WHAT TO DO:
Return every line below as is, leaving out the pictures.
╭──
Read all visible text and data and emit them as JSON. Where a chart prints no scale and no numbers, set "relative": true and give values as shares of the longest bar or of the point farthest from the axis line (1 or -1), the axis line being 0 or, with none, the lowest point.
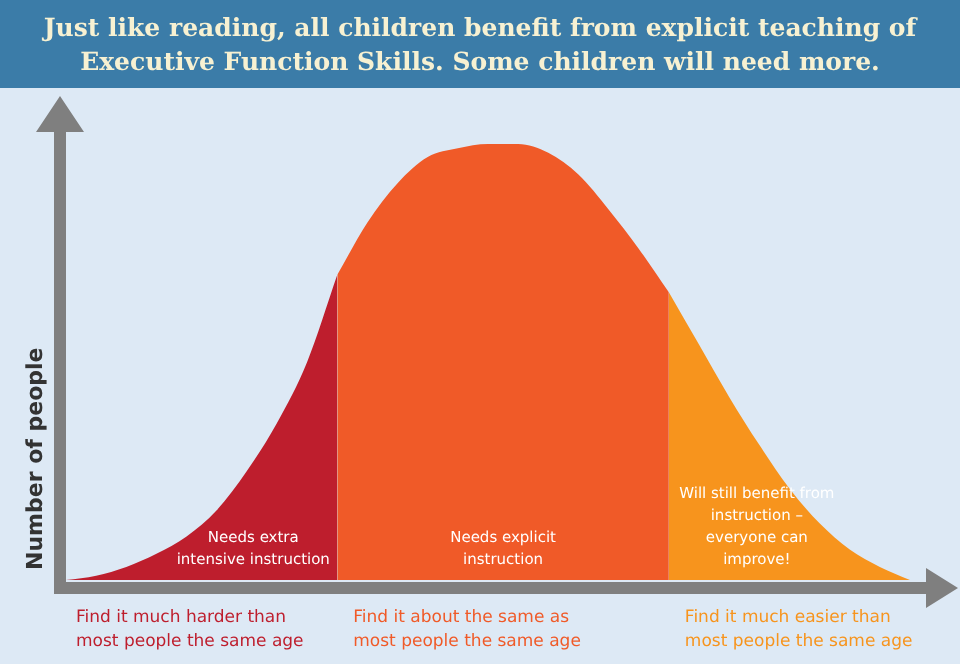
{
  "chart_data": {
    "type": "area",
    "relative": true,
    "title": "Just like reading, all children benefit from explicit teaching of Executive Function Skills. Some children will need more.",
    "ylabel": "Number of people",
    "categories": [
      null,
      null,
      null,
      null,
      null,
      null,
      null,
      null,
      null,
      null,
      null,
      null,
      null,
      null,
      null,
      null,
      null,
      null,
      null,
      null,
      null,
      null,
      null,
      null,
      null,
      null,
      null,
      null,
      null
    ],
    "series": [
      {
        "color": "#be1e2d",
        "values": [
          0,
          0.01,
          0.03,
          0.06,
          0.1,
          0.16,
          0.25,
          0.36,
          0.5,
          0.7,
          null,
          null,
          null,
          null,
          null,
          null,
          null,
          null,
          null,
          null,
          null,
          null,
          null,
          null,
          null,
          null,
          null,
          null,
          null
        ]
      },
      {
        "color": "#f05a28",
        "values": [
          null,
          null,
          null,
          null,
          null,
          null,
          null,
          null,
          null,
          0.7,
          0.82,
          0.91,
          0.97,
          0.99,
          1,
          1,
          0.98,
          0.93,
          0.85,
          0.76,
          0.66,
          null,
          null,
          null,
          null,
          null,
          null,
          null,
          null
        ]
      },
      {
        "color": "#f7941d",
        "values": [
          null,
          null,
          null,
          null,
          null,
          null,
          null,
          null,
          null,
          null,
          null,
          null,
          null,
          null,
          null,
          null,
          null,
          null,
          null,
          null,
          0.66,
          0.54,
          0.42,
          0.31,
          0.21,
          0.13,
          0.07,
          0.03,
          0
        ]
      }
    ],
    "annotations": [
      "Needs extra intensive instruction",
      "Needs explicit instruction",
      "Will still benefit from instruction – everyone can improve!",
      "Find it much harder than most people the same age",
      "Find it about the same as most people the same age",
      "Find it much easier than most people the same age"
    ],
    "legend": false,
    "marker": "none"
  }
}
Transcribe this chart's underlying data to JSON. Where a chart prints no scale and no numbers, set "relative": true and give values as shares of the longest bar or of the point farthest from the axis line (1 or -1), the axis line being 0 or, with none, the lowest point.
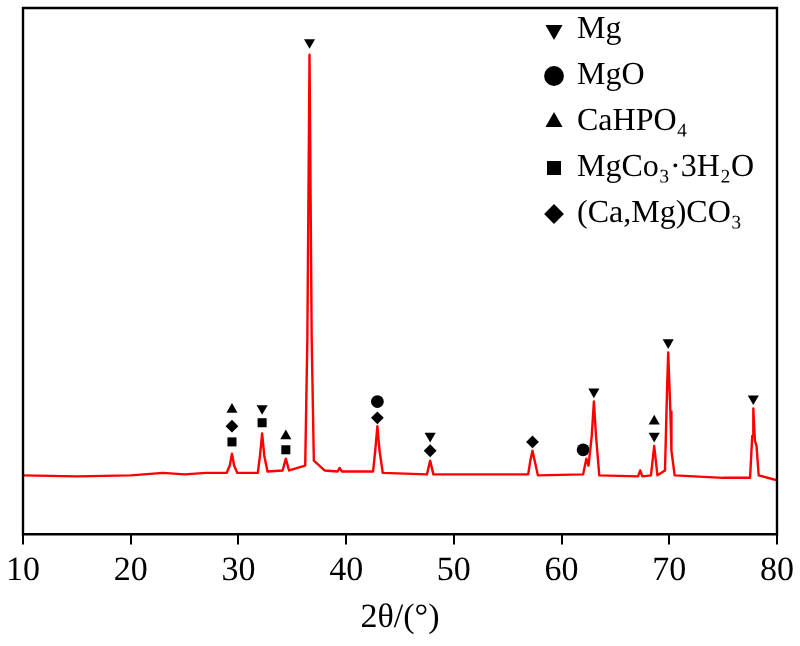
╰──
ANSWER IN FULL:
Read all visible text and data and emit them as JSON. Where a chart prints no scale and no numbers, set "relative": true and give values as shares of the longest bar or of the point farthest from the axis line (1 or -1), the axis line being 0 or, with none, the lowest point.
{
  "chart_data": {
    "type": "area",
    "relative": true,
    "title": "Just like reading, all children benefit from explicit teaching of Executive Function Skills. Some children will need more.",
    "ylabel": "Number of people",
    "categories": [
      null,
      null,
      null,
      null,
      null,
      null,
      null,
      null,
      null,
      null,
      null,
      null,
      null,
      null,
      null,
      null,
      null,
      null,
      null,
      null,
      null,
      null,
      null,
      null,
      null,
      null,
      null,
      null,
      null
    ],
    "series": [
      {
        "color": "#be1e2d",
        "values": [
          0,
          0.01,
          0.03,
          0.06,
          0.1,
          0.16,
          0.25,
          0.36,
          0.5,
          0.7,
          null,
          null,
          null,
          null,
          null,
          null,
          null,
          null,
          null,
          null,
          null,
          null,
          null,
          null,
          null,
          null,
          null,
          null,
          null
        ]
      },
      {
        "color": "#f05a28",
        "values": [
          null,
          null,
          null,
          null,
          null,
          null,
          null,
          null,
          null,
          0.7,
          0.82,
          0.91,
          0.97,
          0.99,
          1,
          1,
          0.98,
          0.93,
          0.85,
          0.76,
          0.66,
          null,
          null,
          null,
          null,
          null,
          null,
          null,
          null
        ]
      },
      {
        "color": "#f7941d",
        "values": [
          null,
          null,
          null,
          null,
          null,
          null,
          null,
          null,
          null,
          null,
          null,
          null,
          null,
          null,
          null,
          null,
          null,
          null,
          null,
          null,
          0.66,
          0.54,
          0.42,
          0.31,
          0.21,
          0.13,
          0.07,
          0.03,
          0
        ]
      }
    ],
    "annotations": [
      "Needs extra intensive instruction",
      "Needs explicit instruction",
      "Will still benefit from instruction – everyone can improve!",
      "Find it much harder than most people the same age",
      "Find it about the same as most people the same age",
      "Find it much easier than most people the same age"
    ],
    "legend": false,
    "marker": "none"
  }
}
Transcribe this chart's underlying data to JSON. Where a chart prints no scale and no numbers, set "relative": true and give values as shares of the longest bar or of the point farthest from the axis line (1 or -1), the axis line being 0 or, with none, the lowest point.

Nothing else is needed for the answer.